* **To do**
[a] Please condense the paragraph in the Christmas excerpt below that begins "That’s not this year’s calendar" into one shorter sentence that keeps its main facts.
[b] In the Christmas excerpt below, which month was Mr Justice looking at when he concluded that Christmas used to fall on a Wednesday?

* **Source excerpt**
-------------------------

How’s that for a Terminator-style mind-fuck?

It isn’t entirely unlike the kids having an “Early Christmas” with their Nanna the weekend before Christmas. The Pixie, in particular, was interested to know why Christmas had come so early when her Advent Calendar clearly showed there were five more sleeps.

And then Mr Justice and I started arguing about which day “Actual Christmas” (as opposed to “Early Christmas”) fell on and he went to look at the calendar on my mother’s wall.

“That’s not this year’s calendar,” I reminded him, for it was a decorative calendar and not a functional one, being a gift from my late (and much beloved) Aunty M to my mother from the year 2000.

“Oh, I just want to see which day Christmas was on in the olden days,” Mr Justice replied. “Oooh, Wednesday! Ah, so Christmas used to be on a Wednesday, huh!”

I didn’t have the heart to point out he was looking at October. But technically, he was correct: Christmas had most certainly fallen on a Wednesday in the past.

-------------------------

* **Data supplied**
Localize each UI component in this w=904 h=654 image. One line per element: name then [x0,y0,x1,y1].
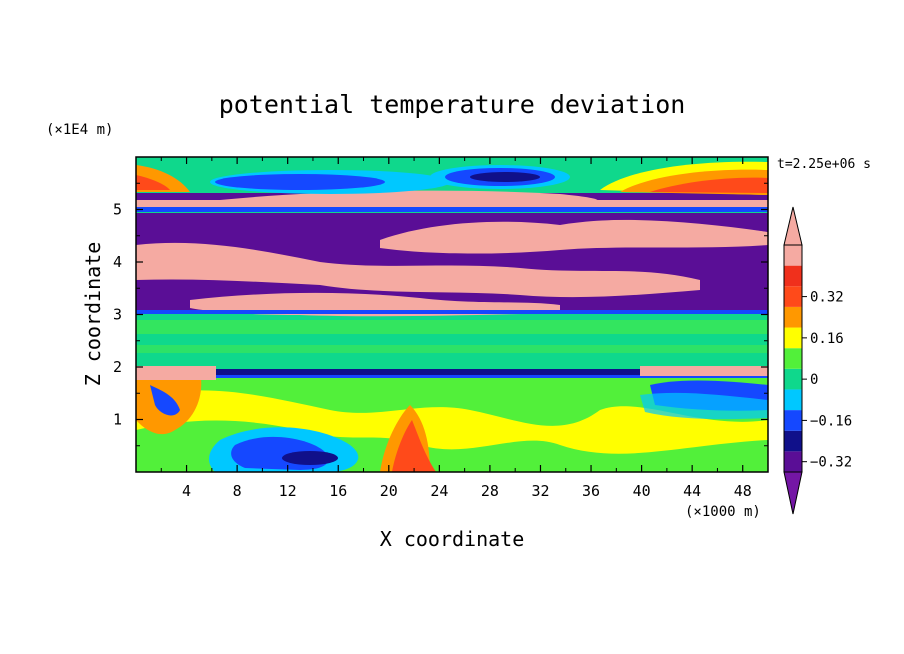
contour-pink-upper1 [380,219,768,254]
colorbar-label: 0.32 [810,290,844,306]
colorbar-label: −0.16 [810,413,852,429]
band-blue-5-line [136,207,768,212]
x-tick-label: 20 [380,482,398,500]
contour-right-cyan [640,392,768,420]
colorbar-segment [784,286,802,307]
x-tick-label: 16 [329,482,347,500]
contour-top-darkblue [470,172,540,182]
x-unit-label: (×1000 m) [685,504,761,520]
contour-pink-5-lens [220,190,598,211]
y-tick-label: 4 [113,253,122,271]
colorbar-segment [784,389,802,411]
contour-pink-mid [136,242,700,298]
colorbar-segment [784,451,802,472]
band-blue-edge-low [136,310,768,314]
y-tick-label: 5 [113,201,122,219]
colorbar-segment [784,430,802,452]
x-tick-label: 32 [531,482,549,500]
colorbar-label: 0.16 [810,331,844,347]
colorbar-segment [784,410,802,431]
time-label: t=2.25e+06 s [777,157,871,172]
colorbar-segment [784,368,802,390]
x-axis-ticks: 4 8 12 16 20 24 28 32 36 40 44 48 [160,157,752,500]
colorbar-extend-low [783,471,803,515]
contour-purple-top [136,213,768,238]
x-tick-label: 40 [633,482,651,500]
y-axis-ticks: 1 2 3 4 5 [113,182,768,447]
y-tick-label: 1 [113,411,122,429]
colorbar-segment [784,327,802,349]
x-axis-label: X coordinate [380,527,525,551]
colorbar-frame [783,244,803,473]
band-pink-strip-right [640,366,768,376]
contour-lower-darkblue [282,451,338,465]
x-tick-label: 44 [683,482,701,500]
y-tick-label: 2 [113,358,122,376]
x-tick-label: 28 [481,482,499,500]
contour-left-blue [150,385,180,416]
band-mid-streak2 [136,345,768,353]
colorbar-extend-high [783,206,803,246]
y-unit-label: (×1E4 m) [46,122,113,138]
contour-top-blue1 [215,174,385,190]
contour-plot-area [136,157,768,472]
y-tick-label: 3 [113,306,122,324]
band-dark-blue-line [136,369,768,375]
contour-top-right-red [650,177,768,193]
colorbar-label: −0.32 [810,455,852,471]
x-tick-label: 12 [279,482,297,500]
contour-top-left-red [136,175,170,190]
band-mid-streak1 [136,320,768,334]
band-blue-line [136,375,768,378]
x-tick-label: 36 [582,482,600,500]
contour-red-plume [392,420,436,472]
colorbar-segment [784,245,802,266]
y-axis-label: Z coordinate [81,242,105,387]
colorbar: 0.32 0.16 0 −0.16 −0.32 [783,206,852,515]
band-pink-strip-left [136,366,216,380]
chart-title: potential temperature deviation [219,90,686,119]
x-tick-label: 8 [233,482,242,500]
x-tick-label: 4 [182,482,191,500]
x-tick-label: 48 [734,482,752,500]
colorbar-segment [784,265,802,287]
x-tick-label: 24 [430,482,448,500]
colorbar-segment [784,306,802,328]
colorbar-label: 0 [810,372,818,388]
colorbar-segment [784,348,802,369]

-------------------------

* **Solution list**
[a] The narrator reminded Mr Justice that the calendar on the mother's wall wasn't this year's; it was a decorative one from 2000, given to the mother by the late, much-beloved Aunty M.

[b] October.